# Written task:
What follows is a set of entries. Repeat them exactly, but not their pictures.

# Dataset excerpts:
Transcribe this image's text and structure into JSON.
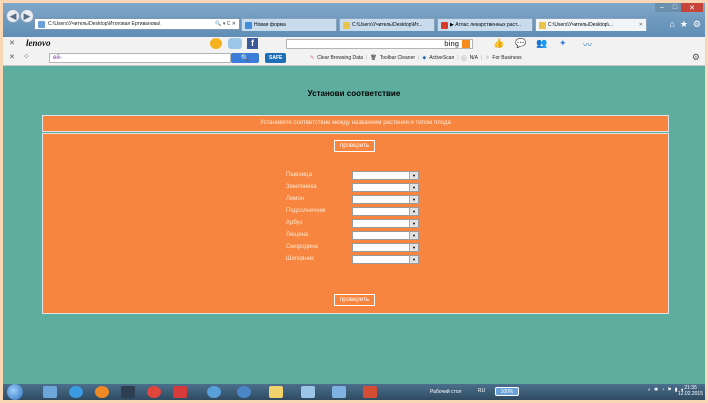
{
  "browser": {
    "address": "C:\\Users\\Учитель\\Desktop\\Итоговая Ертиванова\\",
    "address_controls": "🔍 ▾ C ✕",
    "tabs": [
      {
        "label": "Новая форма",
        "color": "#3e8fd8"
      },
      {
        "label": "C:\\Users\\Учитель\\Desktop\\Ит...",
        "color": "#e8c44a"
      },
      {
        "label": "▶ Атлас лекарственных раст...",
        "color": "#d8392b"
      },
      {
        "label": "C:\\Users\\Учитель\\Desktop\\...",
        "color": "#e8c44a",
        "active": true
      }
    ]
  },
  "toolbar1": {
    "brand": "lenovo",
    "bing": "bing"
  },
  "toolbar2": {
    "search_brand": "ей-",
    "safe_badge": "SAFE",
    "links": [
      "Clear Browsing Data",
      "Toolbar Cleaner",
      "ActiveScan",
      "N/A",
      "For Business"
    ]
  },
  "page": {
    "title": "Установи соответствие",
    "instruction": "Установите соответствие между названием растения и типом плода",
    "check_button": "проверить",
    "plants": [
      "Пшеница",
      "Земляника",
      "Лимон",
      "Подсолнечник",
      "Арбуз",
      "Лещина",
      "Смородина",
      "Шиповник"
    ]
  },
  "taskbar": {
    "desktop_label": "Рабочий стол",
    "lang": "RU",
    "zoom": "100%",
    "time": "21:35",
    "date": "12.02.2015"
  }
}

# The result:
Transcribe this image's text and structure into JSON.
{
  "browser": {
    "address": "C:\\Users\\Учитель\\Desktop\\Итоговая Ертиванова\\",
    "address_controls": "🔍 ▾ C ✕",
    "tabs": [
      {
        "label": "Новая форма",
        "color": "#3e8fd8"
      },
      {
        "label": "C:\\Users\\Учитель\\Desktop\\Ит...",
        "color": "#e8c44a"
      },
      {
        "label": "▶ Атлас лекарственных раст...",
        "color": "#d8392b"
      },
      {
        "label": "C:\\Users\\Учитель\\Desktop\\...",
        "color": "#e8c44a",
        "active": true
      }
    ]
  },
  "toolbar1": {
    "brand": "lenovo",
    "bing": "bing"
  },
  "toolbar2": {
    "search_brand": "ей-",
    "safe_badge": "SAFE",
    "links": [
      "Clear Browsing Data",
      "Toolbar Cleaner",
      "ActiveScan",
      "N/A",
      "For Business"
    ]
  },
  "page": {
    "title": "Установи соответствие",
    "instruction": "Установите соответствие между названием растения и типом плода",
    "check_button": "проверить",
    "plants": [
      "Пшеница",
      "Земляника",
      "Лимон",
      "Подсолнечник",
      "Арбуз",
      "Лещина",
      "Смородина",
      "Шиповник"
    ]
  },
  "taskbar": {
    "desktop_label": "Рабочий стол",
    "lang": "RU",
    "zoom": "100%",
    "time": "21:35",
    "date": "12.02.2015"
  }
}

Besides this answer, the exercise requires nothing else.